## Exercise directions
Give the data below again, word for word.

## Dataset content
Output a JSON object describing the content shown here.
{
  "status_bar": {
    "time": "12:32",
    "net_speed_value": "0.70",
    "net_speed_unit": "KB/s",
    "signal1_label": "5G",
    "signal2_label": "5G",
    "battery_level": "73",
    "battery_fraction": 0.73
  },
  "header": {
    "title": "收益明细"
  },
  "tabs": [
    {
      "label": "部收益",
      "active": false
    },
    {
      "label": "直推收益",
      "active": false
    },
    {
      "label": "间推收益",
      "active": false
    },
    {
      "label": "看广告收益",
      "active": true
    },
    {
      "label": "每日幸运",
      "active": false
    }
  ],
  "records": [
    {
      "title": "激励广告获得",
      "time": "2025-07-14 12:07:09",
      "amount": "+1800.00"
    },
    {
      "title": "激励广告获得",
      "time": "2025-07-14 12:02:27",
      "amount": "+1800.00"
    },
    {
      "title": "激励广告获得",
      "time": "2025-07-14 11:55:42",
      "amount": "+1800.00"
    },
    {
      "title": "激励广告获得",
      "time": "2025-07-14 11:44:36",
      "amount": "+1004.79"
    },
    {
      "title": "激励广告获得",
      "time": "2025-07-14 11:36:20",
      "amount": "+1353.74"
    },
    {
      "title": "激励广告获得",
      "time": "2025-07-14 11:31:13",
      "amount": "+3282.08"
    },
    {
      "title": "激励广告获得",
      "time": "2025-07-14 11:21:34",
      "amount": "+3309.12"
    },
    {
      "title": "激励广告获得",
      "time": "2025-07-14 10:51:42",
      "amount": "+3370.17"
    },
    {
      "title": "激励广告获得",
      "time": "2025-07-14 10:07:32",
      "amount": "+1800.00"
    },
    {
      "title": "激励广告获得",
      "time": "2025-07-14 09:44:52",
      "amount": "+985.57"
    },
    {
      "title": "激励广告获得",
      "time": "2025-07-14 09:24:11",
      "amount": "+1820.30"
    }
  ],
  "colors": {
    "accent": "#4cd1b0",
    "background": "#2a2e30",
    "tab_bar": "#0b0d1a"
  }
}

## Problem solution
Output a JSON object describing the content shown here.
{
  "status_bar": {
    "time": "12:32",
    "net_speed_value": "0.70",
    "net_speed_unit": "KB/s",
    "signal1_label": "5G",
    "signal2_label": "5G",
    "battery_level": "73",
    "battery_fraction": 0.73
  },
  "header": {
    "title": "收益明细"
  },
  "tabs": [
    {
      "label": "部收益",
      "active": false
    },
    {
      "label": "直推收益",
      "active": false
    },
    {
      "label": "间推收益",
      "active": false
    },
    {
      "label": "看广告收益",
      "active": true
    },
    {
      "label": "每日幸运",
      "active": false
    }
  ],
  "records": [
    {
      "title": "激励广告获得",
      "time": "2025-07-14 12:07:09",
      "amount": "+1800.00"
    },
    {
      "title": "激励广告获得",
      "time": "2025-07-14 12:02:27",
      "amount": "+1800.00"
    },
    {
      "title": "激励广告获得",
      "time": "2025-07-14 11:55:42",
      "amount": "+1800.00"
    },
    {
      "title": "激励广告获得",
      "time": "2025-07-14 11:44:36",
      "amount": "+1004.79"
    },
    {
      "title": "激励广告获得",
      "time": "2025-07-14 11:36:20",
      "amount": "+1353.74"
    },
    {
      "title": "激励广告获得",
      "time": "2025-07-14 11:31:13",
      "amount": "+3282.08"
    },
    {
      "title": "激励广告获得",
      "time": "2025-07-14 11:21:34",
      "amount": "+3309.12"
    },
    {
      "title": "激励广告获得",
      "time": "2025-07-14 10:51:42",
      "amount": "+3370.17"
    },
    {
      "title": "激励广告获得",
      "time": "2025-07-14 10:07:32",
      "amount": "+1800.00"
    },
    {
      "title": "激励广告获得",
      "time": "2025-07-14 09:44:52",
      "amount": "+985.57"
    },
    {
      "title": "激励广告获得",
      "time": "2025-07-14 09:24:11",
      "amount": "+1820.30"
    }
  ],
  "colors": {
    "accent": "#4cd1b0",
    "background": "#2a2e30",
    "tab_bar": "#0b0d1a"
  }
}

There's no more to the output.